Task requirements: List each line of the data that holds the string "tube".

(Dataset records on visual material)
+--
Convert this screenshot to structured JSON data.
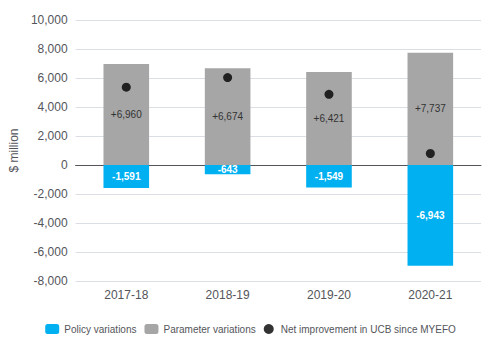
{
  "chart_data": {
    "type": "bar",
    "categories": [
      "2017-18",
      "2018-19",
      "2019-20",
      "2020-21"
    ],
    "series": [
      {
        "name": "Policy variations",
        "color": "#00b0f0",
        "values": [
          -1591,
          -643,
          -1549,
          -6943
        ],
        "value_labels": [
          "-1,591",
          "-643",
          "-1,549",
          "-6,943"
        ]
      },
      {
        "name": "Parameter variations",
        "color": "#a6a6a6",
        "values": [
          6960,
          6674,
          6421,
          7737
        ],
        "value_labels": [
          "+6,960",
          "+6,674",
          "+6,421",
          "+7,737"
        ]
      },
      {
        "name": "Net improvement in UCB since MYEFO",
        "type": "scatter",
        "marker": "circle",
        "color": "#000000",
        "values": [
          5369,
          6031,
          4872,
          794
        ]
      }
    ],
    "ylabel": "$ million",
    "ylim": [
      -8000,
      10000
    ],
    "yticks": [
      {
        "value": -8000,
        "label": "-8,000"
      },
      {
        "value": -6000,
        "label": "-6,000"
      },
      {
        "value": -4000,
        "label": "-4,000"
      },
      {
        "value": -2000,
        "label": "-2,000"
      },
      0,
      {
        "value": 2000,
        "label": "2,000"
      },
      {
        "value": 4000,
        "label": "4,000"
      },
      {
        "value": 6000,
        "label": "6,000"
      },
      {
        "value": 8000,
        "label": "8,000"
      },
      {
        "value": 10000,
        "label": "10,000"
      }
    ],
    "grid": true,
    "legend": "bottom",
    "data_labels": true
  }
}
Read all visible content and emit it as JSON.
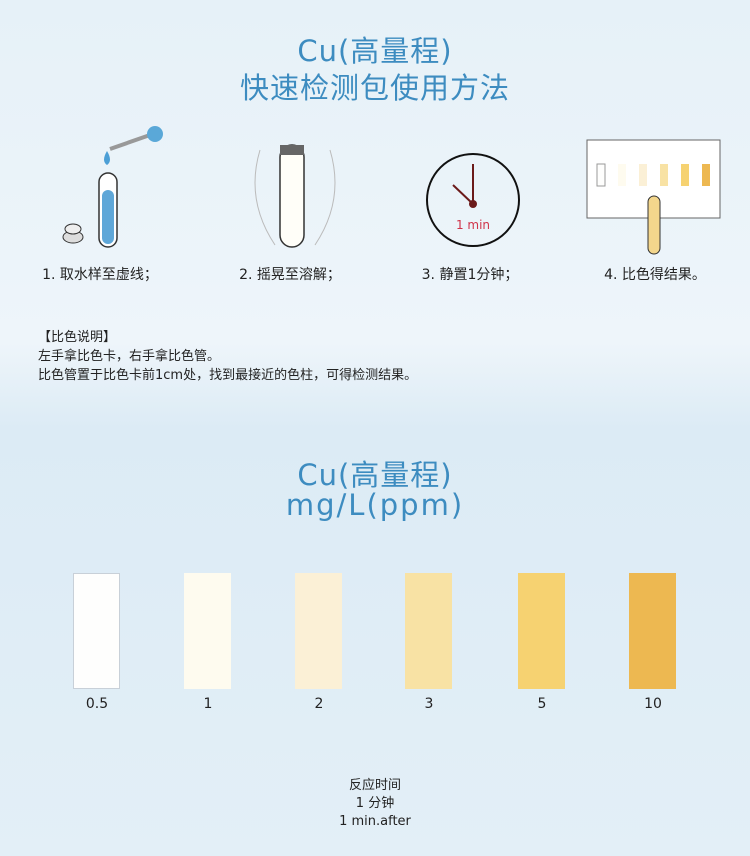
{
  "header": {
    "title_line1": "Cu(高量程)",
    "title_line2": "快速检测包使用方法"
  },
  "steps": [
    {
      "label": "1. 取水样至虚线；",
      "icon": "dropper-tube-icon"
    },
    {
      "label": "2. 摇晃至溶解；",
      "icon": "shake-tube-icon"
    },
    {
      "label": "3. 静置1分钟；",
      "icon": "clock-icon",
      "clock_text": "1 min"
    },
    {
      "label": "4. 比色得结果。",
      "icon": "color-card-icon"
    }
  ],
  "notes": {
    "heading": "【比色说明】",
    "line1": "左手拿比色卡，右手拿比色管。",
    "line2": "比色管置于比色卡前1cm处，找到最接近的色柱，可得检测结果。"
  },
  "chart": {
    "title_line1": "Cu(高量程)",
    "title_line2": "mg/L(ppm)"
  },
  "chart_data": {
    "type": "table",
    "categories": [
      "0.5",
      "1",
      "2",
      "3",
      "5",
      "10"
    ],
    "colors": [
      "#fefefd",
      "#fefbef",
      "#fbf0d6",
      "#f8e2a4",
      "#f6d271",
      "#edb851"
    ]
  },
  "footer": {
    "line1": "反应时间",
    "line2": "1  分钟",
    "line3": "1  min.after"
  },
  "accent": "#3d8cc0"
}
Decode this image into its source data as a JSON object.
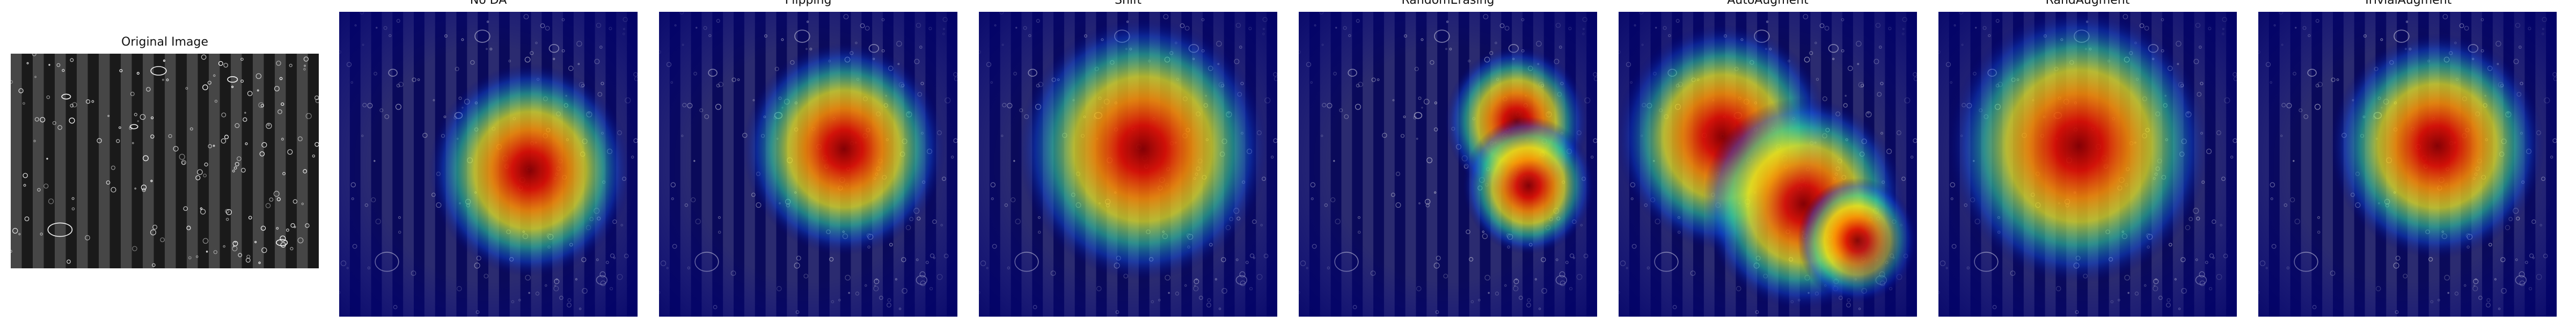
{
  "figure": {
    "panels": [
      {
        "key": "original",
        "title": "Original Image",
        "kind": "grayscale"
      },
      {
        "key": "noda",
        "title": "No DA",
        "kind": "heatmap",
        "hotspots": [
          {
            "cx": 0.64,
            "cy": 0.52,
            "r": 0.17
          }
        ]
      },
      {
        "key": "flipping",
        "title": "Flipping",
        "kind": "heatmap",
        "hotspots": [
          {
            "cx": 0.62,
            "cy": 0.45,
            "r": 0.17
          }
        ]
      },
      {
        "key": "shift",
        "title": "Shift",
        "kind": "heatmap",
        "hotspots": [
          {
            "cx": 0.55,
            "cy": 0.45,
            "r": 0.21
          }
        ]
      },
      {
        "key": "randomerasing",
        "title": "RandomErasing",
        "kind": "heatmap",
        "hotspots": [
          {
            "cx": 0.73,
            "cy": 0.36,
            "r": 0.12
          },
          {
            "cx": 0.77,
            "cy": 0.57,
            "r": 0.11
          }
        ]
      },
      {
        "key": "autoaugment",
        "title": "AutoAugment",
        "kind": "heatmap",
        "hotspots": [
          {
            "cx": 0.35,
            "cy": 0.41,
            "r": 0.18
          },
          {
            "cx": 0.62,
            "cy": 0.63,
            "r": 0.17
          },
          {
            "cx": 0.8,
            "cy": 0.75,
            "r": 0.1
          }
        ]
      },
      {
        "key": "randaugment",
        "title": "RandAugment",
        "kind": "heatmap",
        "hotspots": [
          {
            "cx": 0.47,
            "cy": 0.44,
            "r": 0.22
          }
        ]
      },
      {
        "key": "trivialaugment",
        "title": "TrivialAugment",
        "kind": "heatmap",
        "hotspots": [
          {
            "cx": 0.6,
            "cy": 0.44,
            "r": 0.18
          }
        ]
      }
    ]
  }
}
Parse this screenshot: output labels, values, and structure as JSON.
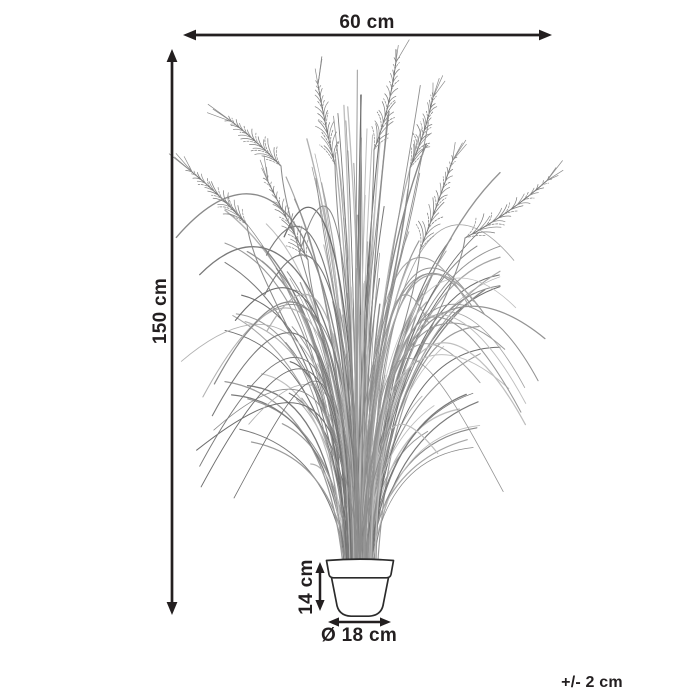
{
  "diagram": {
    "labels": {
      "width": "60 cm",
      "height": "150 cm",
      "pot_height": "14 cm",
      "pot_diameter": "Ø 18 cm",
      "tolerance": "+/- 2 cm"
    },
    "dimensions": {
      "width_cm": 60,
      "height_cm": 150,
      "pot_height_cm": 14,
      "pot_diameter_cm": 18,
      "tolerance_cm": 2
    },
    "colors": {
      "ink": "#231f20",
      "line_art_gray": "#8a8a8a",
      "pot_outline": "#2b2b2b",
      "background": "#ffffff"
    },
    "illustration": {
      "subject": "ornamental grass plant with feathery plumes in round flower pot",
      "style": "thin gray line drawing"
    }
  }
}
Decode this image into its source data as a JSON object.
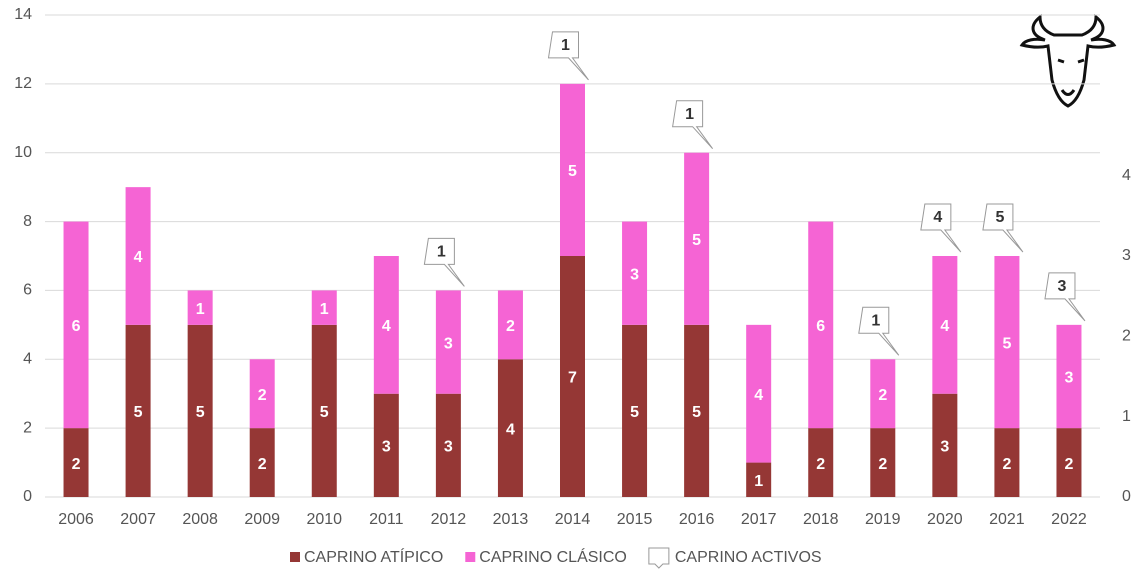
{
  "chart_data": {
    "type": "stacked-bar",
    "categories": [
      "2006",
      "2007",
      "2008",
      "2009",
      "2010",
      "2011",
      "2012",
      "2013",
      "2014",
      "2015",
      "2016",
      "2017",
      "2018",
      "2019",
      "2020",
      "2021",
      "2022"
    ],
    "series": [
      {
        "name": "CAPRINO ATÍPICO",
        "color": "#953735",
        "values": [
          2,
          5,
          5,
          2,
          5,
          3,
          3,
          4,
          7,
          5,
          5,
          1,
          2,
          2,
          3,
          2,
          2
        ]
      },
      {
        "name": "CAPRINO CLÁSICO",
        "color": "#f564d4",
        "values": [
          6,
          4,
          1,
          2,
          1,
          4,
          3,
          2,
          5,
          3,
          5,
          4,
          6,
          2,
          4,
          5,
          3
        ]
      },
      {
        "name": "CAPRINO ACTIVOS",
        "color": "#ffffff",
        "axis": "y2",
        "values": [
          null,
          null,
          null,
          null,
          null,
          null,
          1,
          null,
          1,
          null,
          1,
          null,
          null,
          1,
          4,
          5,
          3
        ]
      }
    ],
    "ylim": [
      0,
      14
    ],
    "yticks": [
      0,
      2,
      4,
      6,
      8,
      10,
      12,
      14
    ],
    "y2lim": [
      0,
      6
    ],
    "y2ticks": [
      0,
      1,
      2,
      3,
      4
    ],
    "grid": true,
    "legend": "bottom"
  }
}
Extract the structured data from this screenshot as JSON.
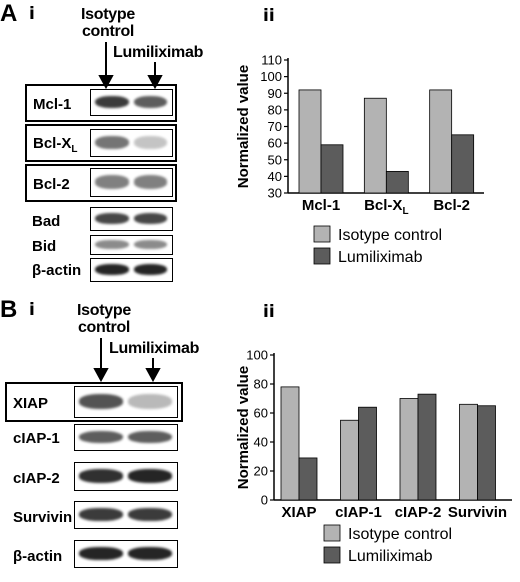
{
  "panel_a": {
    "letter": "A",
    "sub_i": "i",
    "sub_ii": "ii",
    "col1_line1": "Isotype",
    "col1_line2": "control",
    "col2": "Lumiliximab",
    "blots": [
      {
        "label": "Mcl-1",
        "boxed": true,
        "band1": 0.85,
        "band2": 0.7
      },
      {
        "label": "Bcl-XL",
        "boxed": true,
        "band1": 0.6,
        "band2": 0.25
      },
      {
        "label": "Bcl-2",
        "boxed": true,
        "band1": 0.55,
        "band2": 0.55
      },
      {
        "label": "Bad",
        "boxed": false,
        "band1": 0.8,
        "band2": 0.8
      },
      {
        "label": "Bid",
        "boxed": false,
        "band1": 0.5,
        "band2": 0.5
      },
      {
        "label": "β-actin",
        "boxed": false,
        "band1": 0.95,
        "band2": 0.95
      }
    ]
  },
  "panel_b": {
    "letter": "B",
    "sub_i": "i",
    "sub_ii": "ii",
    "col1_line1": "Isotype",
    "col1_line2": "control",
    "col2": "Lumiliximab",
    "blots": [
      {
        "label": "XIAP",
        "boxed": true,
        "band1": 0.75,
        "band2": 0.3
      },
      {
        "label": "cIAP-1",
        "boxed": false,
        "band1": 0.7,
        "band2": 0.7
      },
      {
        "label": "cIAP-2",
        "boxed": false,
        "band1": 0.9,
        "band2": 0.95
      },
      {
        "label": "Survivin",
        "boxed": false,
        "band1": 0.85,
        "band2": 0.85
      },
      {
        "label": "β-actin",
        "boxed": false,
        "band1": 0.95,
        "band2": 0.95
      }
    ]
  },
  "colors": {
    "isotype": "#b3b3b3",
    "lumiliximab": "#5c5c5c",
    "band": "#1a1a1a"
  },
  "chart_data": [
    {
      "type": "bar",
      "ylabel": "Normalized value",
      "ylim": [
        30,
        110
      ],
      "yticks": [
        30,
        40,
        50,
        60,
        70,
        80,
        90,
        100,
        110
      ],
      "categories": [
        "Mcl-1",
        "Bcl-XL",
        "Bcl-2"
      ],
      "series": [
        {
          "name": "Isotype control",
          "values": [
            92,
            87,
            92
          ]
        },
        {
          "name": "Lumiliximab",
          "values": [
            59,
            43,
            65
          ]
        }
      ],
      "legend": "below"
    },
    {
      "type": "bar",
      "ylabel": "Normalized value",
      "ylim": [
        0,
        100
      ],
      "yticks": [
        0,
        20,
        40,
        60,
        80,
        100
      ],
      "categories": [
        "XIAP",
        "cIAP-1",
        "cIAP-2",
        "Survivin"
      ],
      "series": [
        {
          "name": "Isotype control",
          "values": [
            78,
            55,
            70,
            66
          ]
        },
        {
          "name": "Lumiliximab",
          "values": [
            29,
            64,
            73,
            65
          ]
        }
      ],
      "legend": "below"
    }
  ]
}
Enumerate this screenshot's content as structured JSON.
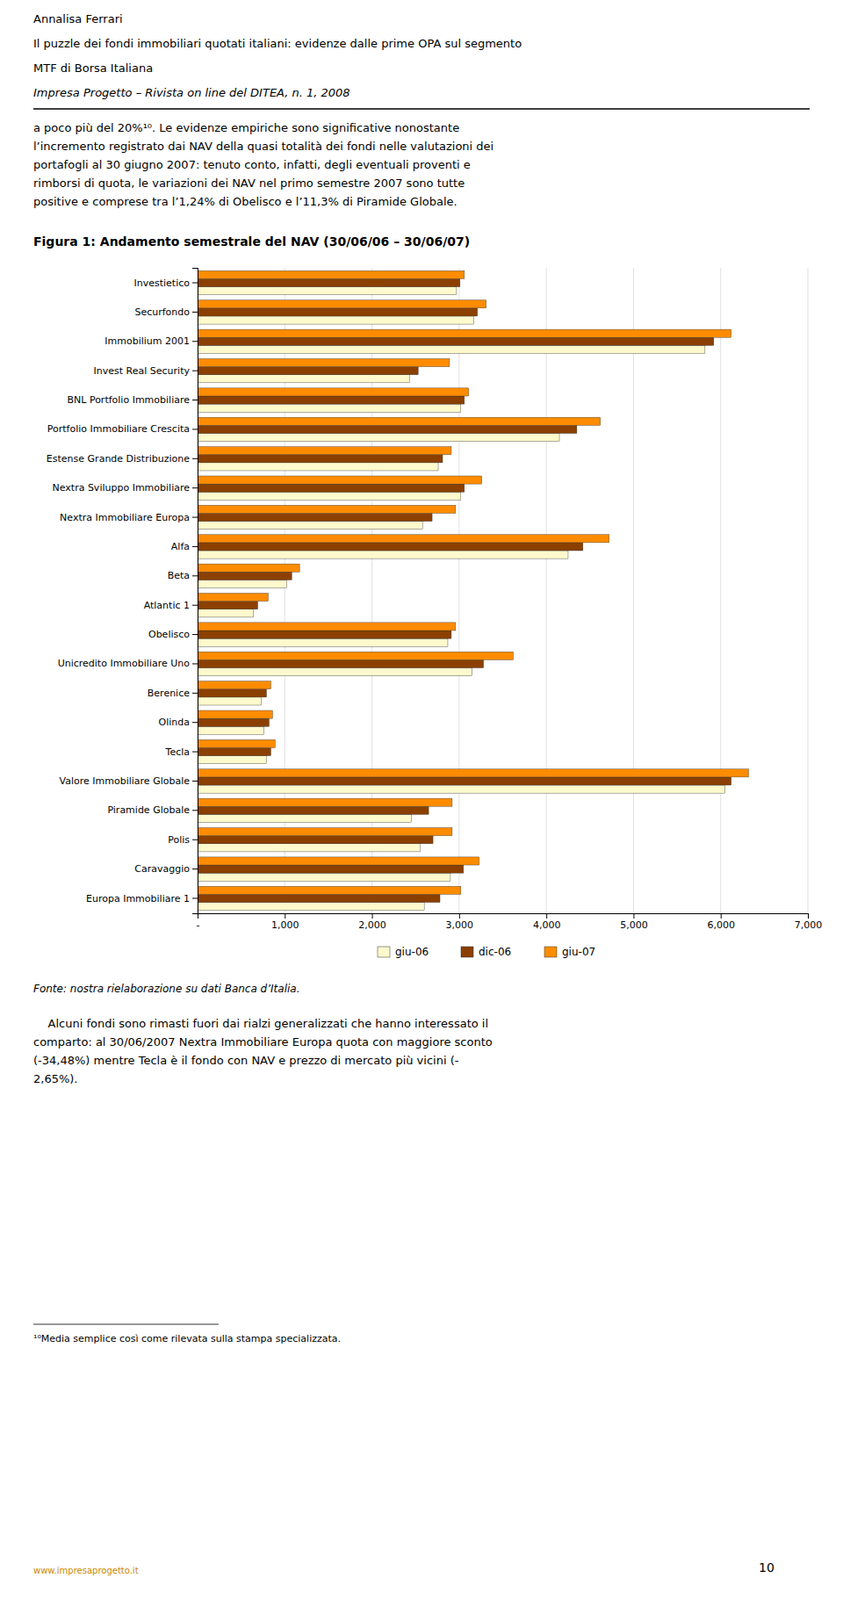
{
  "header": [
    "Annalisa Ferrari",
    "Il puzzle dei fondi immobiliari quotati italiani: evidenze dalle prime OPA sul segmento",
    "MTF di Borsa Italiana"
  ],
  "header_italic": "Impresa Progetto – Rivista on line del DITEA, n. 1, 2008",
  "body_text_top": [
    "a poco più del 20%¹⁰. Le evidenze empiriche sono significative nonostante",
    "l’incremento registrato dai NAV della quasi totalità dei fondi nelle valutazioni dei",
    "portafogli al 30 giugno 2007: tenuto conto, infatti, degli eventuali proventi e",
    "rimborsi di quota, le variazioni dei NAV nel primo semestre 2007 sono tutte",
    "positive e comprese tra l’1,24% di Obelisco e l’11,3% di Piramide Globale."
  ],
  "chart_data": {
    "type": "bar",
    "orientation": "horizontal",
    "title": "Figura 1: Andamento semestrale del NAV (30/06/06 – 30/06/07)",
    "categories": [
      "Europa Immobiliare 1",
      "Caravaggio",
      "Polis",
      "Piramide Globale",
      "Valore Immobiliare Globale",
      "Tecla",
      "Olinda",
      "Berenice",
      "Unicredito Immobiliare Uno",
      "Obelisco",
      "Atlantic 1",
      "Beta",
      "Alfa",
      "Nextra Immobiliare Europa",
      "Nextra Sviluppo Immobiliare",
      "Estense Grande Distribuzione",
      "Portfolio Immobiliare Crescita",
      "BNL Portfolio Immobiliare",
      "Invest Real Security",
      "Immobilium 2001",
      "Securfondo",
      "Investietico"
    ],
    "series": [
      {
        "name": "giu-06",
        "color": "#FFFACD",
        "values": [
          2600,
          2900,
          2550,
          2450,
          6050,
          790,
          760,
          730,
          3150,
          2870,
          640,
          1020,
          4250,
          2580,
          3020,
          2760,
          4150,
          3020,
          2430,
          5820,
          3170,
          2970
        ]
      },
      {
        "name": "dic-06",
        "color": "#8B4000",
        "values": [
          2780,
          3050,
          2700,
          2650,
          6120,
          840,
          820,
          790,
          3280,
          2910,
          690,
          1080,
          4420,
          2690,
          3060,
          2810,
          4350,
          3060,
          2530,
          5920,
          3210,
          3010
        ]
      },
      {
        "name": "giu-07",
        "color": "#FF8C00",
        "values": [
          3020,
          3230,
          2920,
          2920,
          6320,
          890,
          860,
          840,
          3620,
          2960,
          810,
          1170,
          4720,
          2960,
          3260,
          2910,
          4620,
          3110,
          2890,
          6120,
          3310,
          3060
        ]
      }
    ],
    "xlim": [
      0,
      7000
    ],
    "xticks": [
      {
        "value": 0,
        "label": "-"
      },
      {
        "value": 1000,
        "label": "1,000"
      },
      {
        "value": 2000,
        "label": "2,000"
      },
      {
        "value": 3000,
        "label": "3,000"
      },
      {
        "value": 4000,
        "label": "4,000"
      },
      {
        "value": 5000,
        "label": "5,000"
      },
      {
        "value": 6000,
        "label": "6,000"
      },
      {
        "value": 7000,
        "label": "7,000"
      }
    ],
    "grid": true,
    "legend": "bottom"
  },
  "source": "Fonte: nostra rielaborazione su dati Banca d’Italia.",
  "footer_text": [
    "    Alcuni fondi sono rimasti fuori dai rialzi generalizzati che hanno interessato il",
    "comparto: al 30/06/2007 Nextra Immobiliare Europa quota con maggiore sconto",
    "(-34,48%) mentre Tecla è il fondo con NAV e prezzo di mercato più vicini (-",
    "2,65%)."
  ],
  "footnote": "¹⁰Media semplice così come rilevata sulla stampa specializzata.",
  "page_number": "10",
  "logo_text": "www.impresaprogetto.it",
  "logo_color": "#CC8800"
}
+--
Solved problem:
      "icon": "dropper-tube-icon"
      "icon": "shake-tube-icon"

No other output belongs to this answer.